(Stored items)
* * * * * * * * *

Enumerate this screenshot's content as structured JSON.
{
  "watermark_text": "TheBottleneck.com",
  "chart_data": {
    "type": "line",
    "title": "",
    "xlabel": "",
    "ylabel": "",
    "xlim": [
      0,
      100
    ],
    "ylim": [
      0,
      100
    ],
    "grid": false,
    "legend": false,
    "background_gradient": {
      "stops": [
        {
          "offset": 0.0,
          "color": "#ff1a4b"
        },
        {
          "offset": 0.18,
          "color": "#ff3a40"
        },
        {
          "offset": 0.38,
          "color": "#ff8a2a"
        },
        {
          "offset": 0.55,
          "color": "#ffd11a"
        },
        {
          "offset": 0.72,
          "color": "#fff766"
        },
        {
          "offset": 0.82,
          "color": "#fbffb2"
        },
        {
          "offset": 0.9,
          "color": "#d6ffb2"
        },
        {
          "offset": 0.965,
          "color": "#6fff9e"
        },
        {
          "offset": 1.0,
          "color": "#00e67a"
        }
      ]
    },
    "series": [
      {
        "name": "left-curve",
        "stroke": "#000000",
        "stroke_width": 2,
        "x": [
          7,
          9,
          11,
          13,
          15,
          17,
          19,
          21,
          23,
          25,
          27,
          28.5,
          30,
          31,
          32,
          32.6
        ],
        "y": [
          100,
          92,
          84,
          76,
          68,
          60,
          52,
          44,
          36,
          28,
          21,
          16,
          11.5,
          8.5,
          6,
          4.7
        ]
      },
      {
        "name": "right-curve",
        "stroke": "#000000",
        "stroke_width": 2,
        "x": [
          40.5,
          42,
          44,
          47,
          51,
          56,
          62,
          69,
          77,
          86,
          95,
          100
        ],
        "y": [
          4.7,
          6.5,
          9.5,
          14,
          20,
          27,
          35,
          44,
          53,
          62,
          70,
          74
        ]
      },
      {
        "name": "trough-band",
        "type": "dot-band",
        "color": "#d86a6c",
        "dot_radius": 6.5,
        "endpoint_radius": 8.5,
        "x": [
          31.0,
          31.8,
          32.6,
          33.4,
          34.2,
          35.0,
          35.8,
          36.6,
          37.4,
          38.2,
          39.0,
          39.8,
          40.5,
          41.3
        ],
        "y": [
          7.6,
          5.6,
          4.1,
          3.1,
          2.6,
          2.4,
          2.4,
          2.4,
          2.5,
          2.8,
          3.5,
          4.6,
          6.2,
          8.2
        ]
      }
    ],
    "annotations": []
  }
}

* * * * * * * * *

* Work to be completed:
Would you reproduce the material above in full, exactly as given?

* Solution to the exercise:
Enumerate this screenshot's content as structured JSON.
{
  "watermark_text": "TheBottleneck.com",
  "chart_data": {
    "type": "line",
    "title": "",
    "xlabel": "",
    "ylabel": "",
    "xlim": [
      0,
      100
    ],
    "ylim": [
      0,
      100
    ],
    "grid": false,
    "legend": false,
    "background_gradient": {
      "stops": [
        {
          "offset": 0.0,
          "color": "#ff1a4b"
        },
        {
          "offset": 0.18,
          "color": "#ff3a40"
        },
        {
          "offset": 0.38,
          "color": "#ff8a2a"
        },
        {
          "offset": 0.55,
          "color": "#ffd11a"
        },
        {
          "offset": 0.72,
          "color": "#fff766"
        },
        {
          "offset": 0.82,
          "color": "#fbffb2"
        },
        {
          "offset": 0.9,
          "color": "#d6ffb2"
        },
        {
          "offset": 0.965,
          "color": "#6fff9e"
        },
        {
          "offset": 1.0,
          "color": "#00e67a"
        }
      ]
    },
    "series": [
      {
        "name": "left-curve",
        "stroke": "#000000",
        "stroke_width": 2,
        "x": [
          7,
          9,
          11,
          13,
          15,
          17,
          19,
          21,
          23,
          25,
          27,
          28.5,
          30,
          31,
          32,
          32.6
        ],
        "y": [
          100,
          92,
          84,
          76,
          68,
          60,
          52,
          44,
          36,
          28,
          21,
          16,
          11.5,
          8.5,
          6,
          4.7
        ]
      },
      {
        "name": "right-curve",
        "stroke": "#000000",
        "stroke_width": 2,
        "x": [
          40.5,
          42,
          44,
          47,
          51,
          56,
          62,
          69,
          77,
          86,
          95,
          100
        ],
        "y": [
          4.7,
          6.5,
          9.5,
          14,
          20,
          27,
          35,
          44,
          53,
          62,
          70,
          74
        ]
      },
      {
        "name": "trough-band",
        "type": "dot-band",
        "color": "#d86a6c",
        "dot_radius": 6.5,
        "endpoint_radius": 8.5,
        "x": [
          31.0,
          31.8,
          32.6,
          33.4,
          34.2,
          35.0,
          35.8,
          36.6,
          37.4,
          38.2,
          39.0,
          39.8,
          40.5,
          41.3
        ],
        "y": [
          7.6,
          5.6,
          4.1,
          3.1,
          2.6,
          2.4,
          2.4,
          2.4,
          2.5,
          2.8,
          3.5,
          4.6,
          6.2,
          8.2
        ]
      }
    ],
    "annotations": []
  }
}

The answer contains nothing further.